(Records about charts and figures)
..............................

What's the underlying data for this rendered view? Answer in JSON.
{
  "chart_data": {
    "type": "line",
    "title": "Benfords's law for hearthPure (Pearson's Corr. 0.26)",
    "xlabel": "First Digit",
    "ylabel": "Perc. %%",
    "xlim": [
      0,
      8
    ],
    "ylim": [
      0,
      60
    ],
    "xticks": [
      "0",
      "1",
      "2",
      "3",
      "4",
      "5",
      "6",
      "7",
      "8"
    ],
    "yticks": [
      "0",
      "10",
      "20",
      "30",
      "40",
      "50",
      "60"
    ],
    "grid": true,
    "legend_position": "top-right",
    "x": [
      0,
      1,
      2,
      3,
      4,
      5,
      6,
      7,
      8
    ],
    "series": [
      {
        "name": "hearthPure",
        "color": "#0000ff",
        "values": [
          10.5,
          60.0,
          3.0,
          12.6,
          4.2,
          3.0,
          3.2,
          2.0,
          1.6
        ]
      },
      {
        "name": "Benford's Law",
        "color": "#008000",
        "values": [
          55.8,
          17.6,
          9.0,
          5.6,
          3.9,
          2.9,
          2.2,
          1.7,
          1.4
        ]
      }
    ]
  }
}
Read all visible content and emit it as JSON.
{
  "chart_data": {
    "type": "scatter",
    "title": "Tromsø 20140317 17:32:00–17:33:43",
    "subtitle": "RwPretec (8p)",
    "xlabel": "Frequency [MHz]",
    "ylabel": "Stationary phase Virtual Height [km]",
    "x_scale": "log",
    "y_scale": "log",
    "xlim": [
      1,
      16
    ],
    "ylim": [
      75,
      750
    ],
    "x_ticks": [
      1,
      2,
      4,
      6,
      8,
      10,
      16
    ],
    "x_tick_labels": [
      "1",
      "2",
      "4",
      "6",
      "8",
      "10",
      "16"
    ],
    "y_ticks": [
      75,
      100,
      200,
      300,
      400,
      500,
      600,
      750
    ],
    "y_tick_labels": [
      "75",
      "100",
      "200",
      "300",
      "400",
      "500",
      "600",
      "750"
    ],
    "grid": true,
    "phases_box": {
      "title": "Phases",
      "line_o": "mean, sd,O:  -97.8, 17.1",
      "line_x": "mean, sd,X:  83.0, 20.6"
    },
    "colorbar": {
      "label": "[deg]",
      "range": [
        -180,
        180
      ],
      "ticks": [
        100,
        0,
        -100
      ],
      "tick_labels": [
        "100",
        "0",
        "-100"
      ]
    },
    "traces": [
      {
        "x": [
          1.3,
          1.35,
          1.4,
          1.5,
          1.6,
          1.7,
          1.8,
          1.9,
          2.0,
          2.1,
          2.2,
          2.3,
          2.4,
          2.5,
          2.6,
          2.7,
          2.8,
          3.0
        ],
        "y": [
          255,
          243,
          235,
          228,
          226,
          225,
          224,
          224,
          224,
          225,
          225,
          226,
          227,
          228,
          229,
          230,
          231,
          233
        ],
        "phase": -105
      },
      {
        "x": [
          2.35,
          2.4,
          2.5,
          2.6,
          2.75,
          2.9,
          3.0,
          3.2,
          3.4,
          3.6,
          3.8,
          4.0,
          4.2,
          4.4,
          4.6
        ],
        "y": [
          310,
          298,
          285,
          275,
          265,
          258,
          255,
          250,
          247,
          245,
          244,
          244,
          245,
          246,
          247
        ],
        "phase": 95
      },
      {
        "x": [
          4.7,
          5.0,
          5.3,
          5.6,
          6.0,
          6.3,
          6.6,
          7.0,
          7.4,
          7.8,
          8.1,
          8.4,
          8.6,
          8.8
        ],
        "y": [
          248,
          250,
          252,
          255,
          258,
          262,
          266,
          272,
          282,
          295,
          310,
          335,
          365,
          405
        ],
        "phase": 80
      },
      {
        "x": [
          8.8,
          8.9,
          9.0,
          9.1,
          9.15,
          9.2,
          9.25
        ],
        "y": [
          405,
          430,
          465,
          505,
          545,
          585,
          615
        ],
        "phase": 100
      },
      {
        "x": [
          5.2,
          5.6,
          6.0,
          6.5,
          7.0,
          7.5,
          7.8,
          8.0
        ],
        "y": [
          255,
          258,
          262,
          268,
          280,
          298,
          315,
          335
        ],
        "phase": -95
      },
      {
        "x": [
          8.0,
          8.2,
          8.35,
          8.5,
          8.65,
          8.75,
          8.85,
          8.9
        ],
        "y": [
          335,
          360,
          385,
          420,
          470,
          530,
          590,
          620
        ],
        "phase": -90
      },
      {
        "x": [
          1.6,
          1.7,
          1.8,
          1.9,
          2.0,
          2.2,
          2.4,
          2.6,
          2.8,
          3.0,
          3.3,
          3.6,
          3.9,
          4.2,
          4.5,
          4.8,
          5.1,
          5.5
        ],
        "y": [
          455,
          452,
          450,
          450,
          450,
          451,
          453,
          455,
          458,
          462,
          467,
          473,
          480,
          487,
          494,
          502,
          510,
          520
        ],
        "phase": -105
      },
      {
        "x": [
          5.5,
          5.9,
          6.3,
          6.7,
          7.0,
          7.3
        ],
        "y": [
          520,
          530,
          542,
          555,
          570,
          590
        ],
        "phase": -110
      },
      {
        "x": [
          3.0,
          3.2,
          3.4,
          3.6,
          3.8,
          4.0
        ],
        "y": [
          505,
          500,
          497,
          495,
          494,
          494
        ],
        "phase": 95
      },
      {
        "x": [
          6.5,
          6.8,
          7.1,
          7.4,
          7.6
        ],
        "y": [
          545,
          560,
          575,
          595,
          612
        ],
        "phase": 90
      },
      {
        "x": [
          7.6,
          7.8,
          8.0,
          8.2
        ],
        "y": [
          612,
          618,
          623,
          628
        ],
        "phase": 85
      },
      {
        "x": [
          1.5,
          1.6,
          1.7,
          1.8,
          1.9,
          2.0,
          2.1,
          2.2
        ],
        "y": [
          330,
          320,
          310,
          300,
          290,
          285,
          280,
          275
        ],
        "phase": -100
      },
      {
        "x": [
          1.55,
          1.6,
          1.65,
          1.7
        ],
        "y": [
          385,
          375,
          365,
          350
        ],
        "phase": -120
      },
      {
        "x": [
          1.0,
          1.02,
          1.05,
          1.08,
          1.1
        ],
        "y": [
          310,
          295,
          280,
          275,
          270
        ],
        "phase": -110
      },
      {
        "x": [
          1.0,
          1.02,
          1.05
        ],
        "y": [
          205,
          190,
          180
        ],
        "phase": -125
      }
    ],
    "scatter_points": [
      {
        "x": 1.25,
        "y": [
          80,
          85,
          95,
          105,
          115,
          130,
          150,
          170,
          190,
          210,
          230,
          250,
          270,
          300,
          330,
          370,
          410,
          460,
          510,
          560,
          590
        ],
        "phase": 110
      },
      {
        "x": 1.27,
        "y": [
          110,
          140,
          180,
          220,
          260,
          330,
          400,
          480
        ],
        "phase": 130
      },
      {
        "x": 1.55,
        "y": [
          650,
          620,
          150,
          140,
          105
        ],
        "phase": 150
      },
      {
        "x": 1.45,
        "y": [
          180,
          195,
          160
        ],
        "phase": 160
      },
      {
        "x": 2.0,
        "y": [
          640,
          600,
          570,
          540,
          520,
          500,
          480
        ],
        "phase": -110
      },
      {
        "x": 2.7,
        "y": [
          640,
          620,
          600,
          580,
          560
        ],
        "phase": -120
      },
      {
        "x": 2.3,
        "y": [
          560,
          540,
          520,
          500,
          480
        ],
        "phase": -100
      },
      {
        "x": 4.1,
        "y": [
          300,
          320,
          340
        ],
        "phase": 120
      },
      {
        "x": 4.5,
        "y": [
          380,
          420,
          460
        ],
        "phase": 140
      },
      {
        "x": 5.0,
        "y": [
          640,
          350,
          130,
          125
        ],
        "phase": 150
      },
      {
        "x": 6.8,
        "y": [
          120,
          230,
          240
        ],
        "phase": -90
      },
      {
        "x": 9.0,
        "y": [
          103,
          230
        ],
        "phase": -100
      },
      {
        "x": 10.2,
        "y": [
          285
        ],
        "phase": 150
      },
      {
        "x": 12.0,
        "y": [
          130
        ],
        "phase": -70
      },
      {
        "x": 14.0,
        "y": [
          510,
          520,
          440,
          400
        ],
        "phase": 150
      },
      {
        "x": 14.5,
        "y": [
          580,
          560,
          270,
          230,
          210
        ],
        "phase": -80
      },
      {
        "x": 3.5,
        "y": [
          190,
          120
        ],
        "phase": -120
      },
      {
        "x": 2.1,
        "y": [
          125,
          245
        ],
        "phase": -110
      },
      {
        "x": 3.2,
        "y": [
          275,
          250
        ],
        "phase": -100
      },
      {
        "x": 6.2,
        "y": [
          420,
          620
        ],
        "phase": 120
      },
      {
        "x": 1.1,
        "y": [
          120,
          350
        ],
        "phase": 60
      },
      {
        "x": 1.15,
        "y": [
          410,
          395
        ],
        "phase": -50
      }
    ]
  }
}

..............................

Reply with nothing but the number of lines that contain the word "mean".

TASK RESULT:
2